• Work to be completed
Records follow. Pull out every line that contains "name".

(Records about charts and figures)
● ● ● ● ●
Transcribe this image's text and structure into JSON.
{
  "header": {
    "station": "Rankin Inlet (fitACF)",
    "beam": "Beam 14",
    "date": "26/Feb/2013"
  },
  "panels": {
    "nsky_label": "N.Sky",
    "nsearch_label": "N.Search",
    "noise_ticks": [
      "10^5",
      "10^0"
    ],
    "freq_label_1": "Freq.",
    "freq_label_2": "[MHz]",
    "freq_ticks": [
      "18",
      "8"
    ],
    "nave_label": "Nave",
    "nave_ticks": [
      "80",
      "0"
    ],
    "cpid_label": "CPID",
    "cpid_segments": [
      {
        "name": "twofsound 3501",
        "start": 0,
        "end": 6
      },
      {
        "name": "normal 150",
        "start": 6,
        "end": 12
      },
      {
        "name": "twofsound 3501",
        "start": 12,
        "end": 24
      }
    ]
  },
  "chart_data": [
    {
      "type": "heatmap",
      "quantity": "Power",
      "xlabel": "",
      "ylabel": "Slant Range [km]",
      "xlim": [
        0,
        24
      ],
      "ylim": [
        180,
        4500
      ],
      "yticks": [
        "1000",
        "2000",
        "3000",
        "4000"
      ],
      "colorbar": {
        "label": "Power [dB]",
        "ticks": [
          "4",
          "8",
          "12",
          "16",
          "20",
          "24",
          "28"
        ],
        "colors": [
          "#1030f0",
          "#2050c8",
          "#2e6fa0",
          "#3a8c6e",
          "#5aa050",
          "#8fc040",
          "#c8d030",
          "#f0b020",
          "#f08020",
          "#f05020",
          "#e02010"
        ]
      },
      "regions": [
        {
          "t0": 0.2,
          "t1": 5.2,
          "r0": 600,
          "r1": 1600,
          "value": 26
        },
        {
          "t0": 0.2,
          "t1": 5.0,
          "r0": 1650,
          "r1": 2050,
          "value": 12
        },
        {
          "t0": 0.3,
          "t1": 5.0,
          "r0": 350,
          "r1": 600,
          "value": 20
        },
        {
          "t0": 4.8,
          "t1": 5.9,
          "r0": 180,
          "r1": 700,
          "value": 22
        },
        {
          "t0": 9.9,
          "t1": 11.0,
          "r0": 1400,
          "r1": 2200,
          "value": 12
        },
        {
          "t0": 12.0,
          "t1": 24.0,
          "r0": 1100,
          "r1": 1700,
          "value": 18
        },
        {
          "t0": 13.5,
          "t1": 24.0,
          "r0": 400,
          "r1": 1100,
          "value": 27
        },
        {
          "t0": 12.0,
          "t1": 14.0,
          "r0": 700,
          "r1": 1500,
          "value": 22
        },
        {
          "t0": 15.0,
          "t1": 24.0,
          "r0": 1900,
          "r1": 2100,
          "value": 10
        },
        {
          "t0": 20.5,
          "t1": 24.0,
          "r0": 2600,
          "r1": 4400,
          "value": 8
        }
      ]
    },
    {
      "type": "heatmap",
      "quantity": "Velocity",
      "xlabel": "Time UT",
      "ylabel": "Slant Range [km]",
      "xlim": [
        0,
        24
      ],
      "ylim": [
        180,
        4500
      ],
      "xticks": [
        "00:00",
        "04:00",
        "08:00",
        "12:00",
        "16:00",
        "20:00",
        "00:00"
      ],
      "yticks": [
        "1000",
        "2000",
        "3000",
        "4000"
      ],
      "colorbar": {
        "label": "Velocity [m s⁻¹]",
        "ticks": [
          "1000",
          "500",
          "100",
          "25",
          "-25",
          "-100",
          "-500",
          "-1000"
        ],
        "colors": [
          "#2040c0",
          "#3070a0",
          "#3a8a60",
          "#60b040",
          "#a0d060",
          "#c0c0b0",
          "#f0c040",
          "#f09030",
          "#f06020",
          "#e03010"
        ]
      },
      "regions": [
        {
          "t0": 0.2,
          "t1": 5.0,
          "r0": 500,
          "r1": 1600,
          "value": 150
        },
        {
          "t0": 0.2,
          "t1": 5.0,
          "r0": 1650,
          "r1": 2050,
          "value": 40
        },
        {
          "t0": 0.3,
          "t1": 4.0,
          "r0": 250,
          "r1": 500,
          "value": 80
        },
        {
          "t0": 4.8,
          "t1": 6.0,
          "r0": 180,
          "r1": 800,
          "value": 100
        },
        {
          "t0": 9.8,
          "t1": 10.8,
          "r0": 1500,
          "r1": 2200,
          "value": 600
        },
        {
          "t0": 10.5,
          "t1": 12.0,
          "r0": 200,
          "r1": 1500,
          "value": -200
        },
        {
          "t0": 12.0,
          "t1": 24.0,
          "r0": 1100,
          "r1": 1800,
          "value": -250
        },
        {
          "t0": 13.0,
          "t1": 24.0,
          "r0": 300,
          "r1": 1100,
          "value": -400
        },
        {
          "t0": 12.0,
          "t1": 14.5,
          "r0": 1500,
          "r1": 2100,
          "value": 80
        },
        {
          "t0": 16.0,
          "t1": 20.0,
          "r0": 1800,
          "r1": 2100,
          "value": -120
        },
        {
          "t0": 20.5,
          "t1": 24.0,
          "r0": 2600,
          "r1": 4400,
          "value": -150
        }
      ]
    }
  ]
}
● ● ● ● ●
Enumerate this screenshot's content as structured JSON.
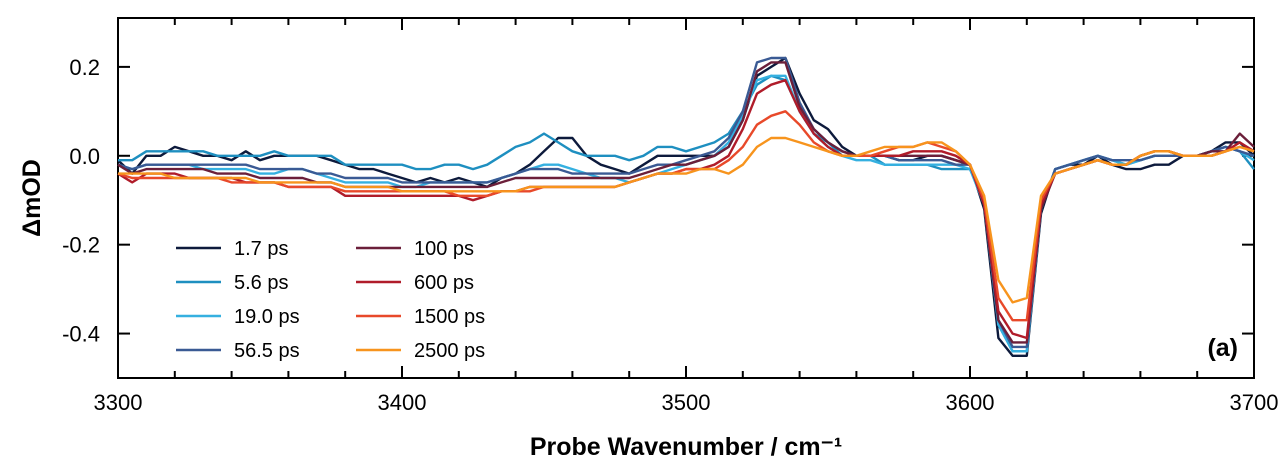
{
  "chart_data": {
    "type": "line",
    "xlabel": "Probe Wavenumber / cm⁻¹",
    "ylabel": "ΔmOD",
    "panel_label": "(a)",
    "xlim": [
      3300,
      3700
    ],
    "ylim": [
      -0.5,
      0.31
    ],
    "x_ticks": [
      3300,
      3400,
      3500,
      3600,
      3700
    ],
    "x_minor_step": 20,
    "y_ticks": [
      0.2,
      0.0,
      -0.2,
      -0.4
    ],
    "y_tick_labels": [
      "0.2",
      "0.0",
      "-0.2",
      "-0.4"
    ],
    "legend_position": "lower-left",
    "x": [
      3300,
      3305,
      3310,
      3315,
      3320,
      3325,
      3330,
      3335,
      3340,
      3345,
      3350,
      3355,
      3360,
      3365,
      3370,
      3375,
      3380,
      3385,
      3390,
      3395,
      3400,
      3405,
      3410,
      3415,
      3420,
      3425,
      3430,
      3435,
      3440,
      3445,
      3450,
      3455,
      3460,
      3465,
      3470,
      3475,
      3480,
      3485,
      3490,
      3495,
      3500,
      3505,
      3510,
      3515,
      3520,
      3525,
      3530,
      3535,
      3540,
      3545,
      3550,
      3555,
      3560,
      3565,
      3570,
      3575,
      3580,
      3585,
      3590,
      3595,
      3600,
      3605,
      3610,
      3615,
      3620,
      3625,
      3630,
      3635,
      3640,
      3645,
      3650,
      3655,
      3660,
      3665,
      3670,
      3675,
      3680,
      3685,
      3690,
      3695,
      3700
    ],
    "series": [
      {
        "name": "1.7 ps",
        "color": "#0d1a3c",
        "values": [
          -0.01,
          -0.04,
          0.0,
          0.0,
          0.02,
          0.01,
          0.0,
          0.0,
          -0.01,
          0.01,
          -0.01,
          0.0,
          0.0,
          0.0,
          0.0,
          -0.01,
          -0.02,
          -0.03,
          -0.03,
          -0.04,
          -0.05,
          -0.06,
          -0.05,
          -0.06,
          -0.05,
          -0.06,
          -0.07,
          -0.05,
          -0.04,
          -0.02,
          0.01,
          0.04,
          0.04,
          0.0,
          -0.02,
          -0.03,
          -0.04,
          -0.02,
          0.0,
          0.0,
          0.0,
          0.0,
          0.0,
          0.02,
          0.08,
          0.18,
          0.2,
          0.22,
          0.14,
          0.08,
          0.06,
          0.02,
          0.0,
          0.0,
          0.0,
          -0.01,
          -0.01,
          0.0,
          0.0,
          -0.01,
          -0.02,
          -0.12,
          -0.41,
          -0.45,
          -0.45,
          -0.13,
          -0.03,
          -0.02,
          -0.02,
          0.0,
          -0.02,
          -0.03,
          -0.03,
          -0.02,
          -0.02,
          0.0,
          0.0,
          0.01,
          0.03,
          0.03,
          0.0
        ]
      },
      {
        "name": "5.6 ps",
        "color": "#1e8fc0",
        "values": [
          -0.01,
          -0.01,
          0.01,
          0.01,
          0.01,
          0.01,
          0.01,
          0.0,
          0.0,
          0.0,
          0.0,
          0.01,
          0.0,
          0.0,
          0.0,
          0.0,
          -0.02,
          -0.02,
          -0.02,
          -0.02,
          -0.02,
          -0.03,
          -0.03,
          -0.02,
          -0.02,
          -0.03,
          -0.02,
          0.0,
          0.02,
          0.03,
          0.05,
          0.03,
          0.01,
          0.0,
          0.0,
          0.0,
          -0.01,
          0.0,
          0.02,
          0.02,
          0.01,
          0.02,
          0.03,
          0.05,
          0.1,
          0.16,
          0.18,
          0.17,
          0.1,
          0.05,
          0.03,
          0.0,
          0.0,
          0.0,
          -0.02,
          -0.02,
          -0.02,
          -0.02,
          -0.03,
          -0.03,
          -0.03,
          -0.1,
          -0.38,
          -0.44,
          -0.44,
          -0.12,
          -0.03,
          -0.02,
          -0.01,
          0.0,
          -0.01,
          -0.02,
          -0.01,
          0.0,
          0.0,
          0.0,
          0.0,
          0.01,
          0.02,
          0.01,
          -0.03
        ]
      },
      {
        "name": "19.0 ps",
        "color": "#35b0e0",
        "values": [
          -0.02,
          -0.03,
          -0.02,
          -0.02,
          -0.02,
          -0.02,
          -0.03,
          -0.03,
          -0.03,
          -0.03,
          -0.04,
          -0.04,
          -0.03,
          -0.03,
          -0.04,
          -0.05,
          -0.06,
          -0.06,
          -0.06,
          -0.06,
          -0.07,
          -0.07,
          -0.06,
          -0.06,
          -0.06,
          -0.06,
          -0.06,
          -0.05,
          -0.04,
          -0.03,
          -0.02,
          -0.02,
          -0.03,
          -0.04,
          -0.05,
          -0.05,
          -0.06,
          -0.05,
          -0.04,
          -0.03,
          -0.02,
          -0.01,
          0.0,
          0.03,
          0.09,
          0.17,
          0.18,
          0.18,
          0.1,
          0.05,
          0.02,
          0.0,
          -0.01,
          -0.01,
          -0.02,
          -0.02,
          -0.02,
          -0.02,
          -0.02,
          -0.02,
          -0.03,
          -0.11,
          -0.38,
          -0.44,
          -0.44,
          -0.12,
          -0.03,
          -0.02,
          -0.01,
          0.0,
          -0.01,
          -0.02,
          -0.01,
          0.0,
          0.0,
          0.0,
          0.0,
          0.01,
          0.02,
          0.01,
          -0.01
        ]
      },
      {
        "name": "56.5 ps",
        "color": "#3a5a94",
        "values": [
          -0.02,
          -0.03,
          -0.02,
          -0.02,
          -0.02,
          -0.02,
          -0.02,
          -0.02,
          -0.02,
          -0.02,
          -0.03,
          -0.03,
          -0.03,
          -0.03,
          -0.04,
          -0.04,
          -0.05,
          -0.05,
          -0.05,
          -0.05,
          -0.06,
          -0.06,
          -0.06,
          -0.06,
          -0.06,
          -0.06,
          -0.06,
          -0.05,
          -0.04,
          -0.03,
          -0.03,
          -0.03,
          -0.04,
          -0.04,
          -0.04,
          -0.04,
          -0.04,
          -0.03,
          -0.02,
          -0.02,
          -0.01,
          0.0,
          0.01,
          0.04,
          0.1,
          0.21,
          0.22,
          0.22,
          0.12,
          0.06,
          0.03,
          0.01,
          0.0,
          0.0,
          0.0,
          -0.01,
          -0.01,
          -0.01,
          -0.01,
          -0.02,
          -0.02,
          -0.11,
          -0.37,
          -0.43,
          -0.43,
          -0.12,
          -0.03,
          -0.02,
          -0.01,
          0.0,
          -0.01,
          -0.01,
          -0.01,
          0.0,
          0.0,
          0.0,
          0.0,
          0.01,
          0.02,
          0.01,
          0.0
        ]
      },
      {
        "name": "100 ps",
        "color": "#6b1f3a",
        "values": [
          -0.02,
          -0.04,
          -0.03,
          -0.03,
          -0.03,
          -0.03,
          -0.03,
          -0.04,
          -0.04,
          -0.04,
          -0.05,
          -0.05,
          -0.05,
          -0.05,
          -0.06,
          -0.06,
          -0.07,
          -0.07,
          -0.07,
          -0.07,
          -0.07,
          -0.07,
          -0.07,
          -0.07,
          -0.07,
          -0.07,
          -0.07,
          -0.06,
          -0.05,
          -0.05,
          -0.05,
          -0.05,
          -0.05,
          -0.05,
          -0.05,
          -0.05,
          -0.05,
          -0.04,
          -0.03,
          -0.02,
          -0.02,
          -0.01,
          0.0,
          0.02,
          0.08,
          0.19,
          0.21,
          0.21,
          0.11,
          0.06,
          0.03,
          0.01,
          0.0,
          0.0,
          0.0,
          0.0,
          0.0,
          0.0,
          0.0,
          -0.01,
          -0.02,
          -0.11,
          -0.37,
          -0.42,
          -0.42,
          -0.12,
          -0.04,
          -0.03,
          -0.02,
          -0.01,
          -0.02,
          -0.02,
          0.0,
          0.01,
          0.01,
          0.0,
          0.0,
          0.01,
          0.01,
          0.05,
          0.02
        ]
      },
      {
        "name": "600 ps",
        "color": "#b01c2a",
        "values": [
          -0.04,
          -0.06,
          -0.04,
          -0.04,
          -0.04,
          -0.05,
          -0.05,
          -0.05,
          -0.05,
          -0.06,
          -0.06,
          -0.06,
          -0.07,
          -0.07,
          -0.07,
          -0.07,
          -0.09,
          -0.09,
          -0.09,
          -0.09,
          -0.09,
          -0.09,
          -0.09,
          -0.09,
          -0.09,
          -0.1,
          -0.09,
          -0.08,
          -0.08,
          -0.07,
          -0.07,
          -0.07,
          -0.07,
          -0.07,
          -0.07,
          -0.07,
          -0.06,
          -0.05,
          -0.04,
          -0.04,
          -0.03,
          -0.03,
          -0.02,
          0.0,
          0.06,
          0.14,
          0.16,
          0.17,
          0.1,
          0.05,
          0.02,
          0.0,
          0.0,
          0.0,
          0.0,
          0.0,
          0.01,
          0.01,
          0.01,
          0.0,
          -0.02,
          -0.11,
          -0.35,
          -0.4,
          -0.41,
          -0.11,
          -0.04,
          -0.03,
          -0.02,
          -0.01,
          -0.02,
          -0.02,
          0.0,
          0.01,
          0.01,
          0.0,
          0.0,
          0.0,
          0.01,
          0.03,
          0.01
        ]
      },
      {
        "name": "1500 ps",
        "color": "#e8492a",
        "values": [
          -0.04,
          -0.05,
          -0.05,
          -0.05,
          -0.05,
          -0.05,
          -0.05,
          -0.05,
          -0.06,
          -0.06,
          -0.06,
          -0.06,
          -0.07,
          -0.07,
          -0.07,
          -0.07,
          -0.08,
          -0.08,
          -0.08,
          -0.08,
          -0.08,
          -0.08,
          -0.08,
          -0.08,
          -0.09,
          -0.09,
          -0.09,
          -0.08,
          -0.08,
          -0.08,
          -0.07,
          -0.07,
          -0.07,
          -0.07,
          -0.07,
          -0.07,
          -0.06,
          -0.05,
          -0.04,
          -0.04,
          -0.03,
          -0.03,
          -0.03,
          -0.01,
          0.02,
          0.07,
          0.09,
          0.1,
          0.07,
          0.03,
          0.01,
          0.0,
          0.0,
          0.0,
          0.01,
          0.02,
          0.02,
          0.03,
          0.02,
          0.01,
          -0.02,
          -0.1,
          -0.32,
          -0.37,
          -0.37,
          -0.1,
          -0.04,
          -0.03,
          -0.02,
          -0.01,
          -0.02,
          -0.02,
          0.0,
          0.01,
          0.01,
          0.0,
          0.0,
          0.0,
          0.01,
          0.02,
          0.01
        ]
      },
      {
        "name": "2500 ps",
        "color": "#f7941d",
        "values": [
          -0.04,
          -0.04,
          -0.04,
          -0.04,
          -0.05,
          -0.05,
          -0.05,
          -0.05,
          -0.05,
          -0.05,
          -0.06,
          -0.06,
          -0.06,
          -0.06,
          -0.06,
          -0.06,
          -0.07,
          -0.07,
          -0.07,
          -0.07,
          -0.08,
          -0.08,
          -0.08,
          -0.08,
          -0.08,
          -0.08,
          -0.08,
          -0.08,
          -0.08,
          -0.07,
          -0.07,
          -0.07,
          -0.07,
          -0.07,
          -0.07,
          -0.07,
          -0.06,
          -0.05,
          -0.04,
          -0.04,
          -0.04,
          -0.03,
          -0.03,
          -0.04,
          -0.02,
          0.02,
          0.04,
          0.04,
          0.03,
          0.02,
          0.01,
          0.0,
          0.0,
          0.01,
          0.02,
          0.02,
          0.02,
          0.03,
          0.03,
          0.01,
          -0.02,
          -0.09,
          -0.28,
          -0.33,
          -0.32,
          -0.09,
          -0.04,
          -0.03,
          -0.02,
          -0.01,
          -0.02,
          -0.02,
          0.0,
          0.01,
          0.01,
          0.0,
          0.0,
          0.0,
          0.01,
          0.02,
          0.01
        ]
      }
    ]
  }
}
● ● ● ● ●
• Result of the task
        "name": "twofsound 3501",
        "name": "normal 150",
        "name": "twofsound 3501",
        "name": "1.7 ps",
        "name": "5.6 ps",
        "name": "19.0 ps",
        "name": "56.5 ps",
        "name": "100 ps",
        "name": "600 ps",
        "name": "1500 ps",
        "name": "2500 ps",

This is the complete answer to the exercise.